In the text below on Champions in B2B sales, what does a Coach provide?

### TEXT EXCERPT
◆ ◆ ◆ ◆ ◆
What is Champion?
A Champion is an internal advocate within the prospect's organization who actively supports your deal and sells on your behalf when you're not in the room. Unlike a Coach (who provides helpful information) or a Contact (who simply responds to outreach), a Champion has influence, takes personal stake in your success, and actively works to navigate internal politics and gain buy-in from other stakeholders.
Why Champion Matters
In complex B2B sales, you can't be in every meeting where your deal is discussed. Budget reviews, technical evaluations, and executive conversations happen without you. Without a Champion fighting for your solution in those rooms, deals stall and die. Champions are force multipliers—they do selling work you literally cannot do yourself. Champions also de-risk the purchase decision for their organization. They're putting their reputation on the line by advocating for you, which signals to other stakeholders that someone with internal context believes this is the right choice. Their endorsement carries weight that no amount of external selling can match. The absence of a Champion is a critical deal risk. If you can't identify someone who genuinely wants you to win and is willing to work for that outcome, your probability of closing drops dramatically. No Champion often means no deal.
◆ ◆ ◆ ◆ ◆
### SUPPLIED MATERIAL
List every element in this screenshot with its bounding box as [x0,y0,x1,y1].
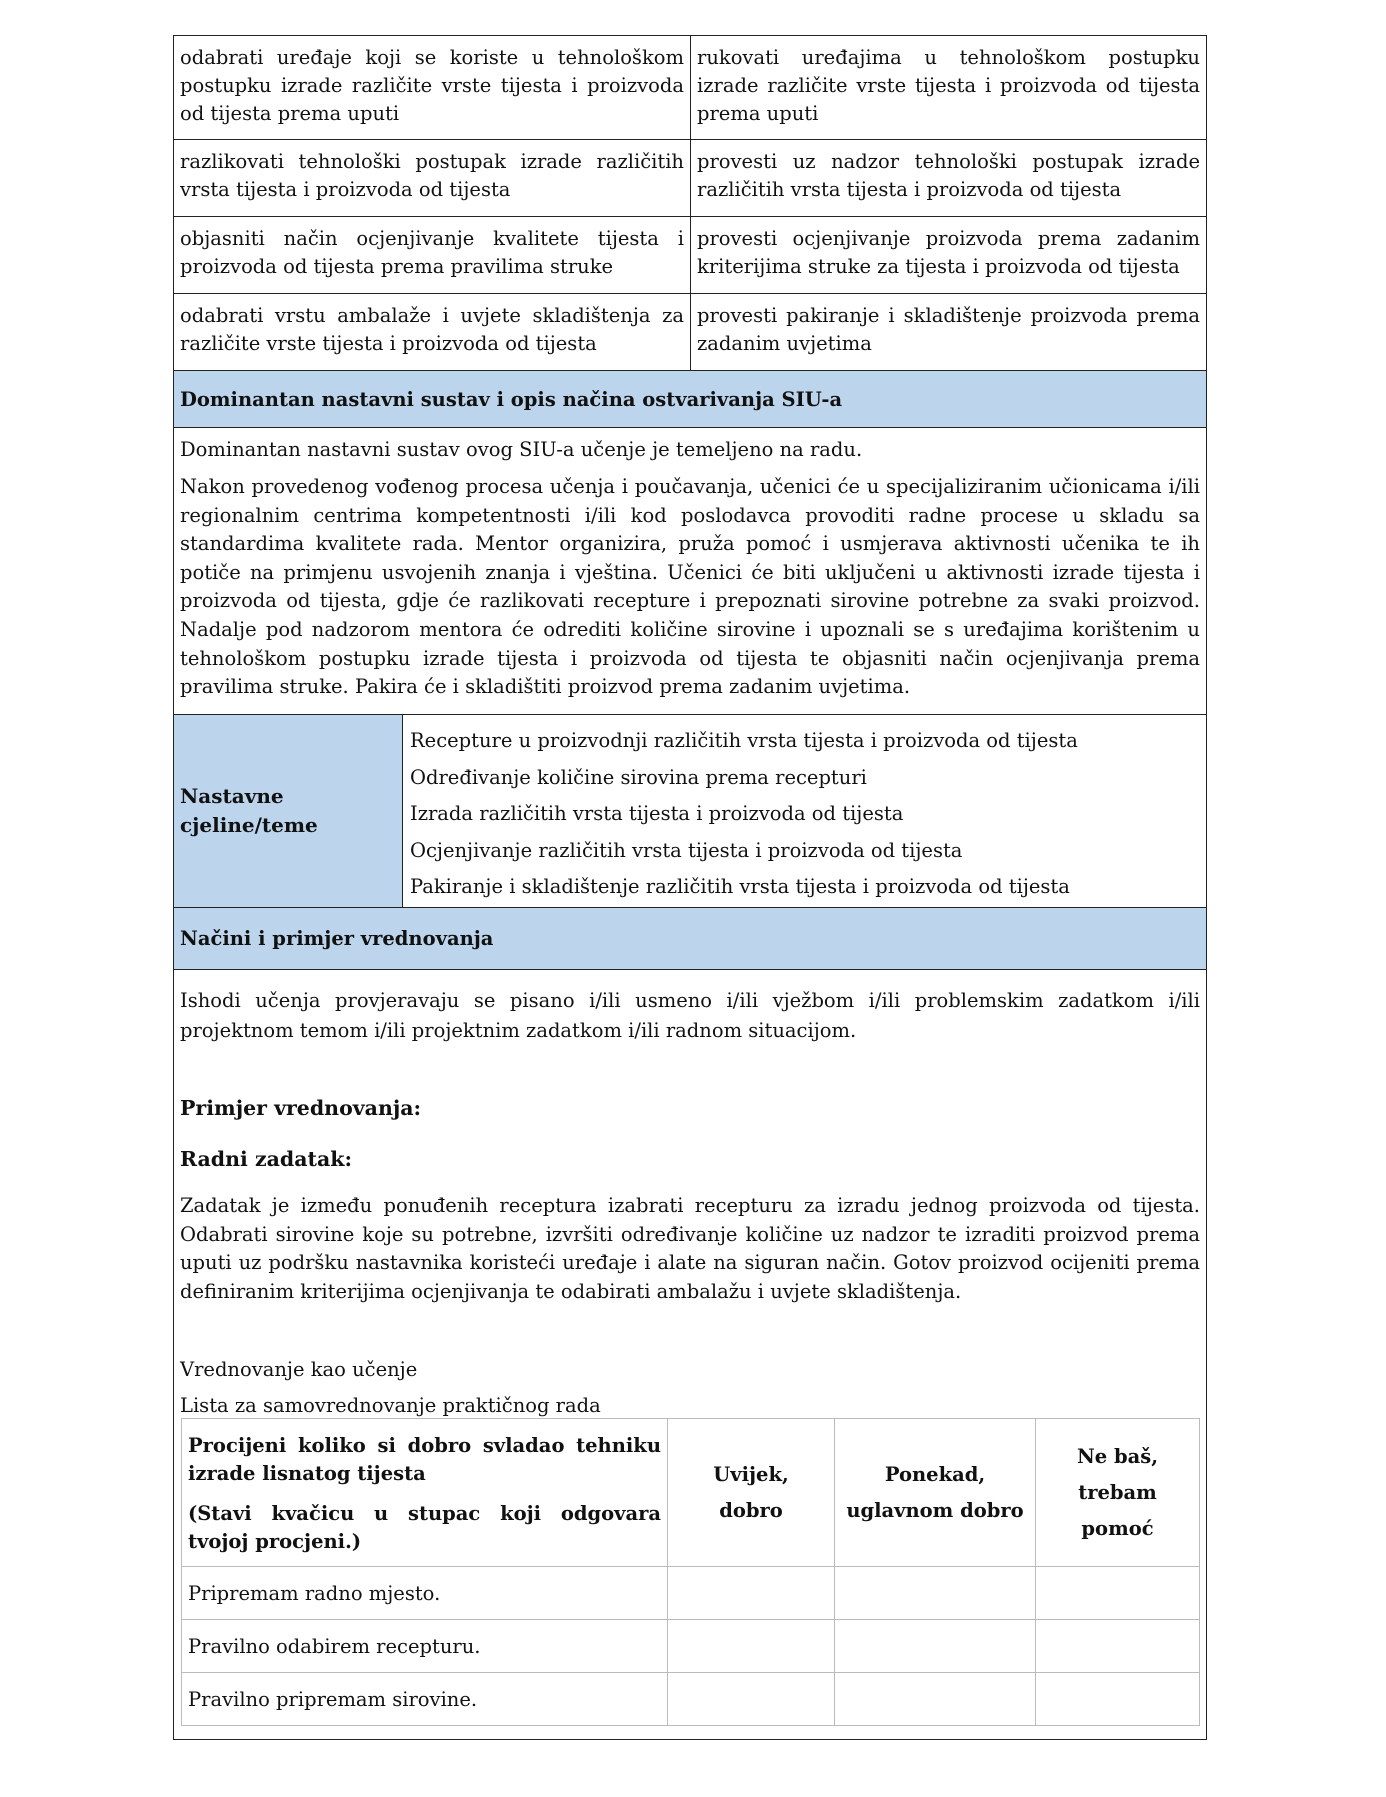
◆ ◆ ◆ ◆ ◆
### RESULT
Helpful information.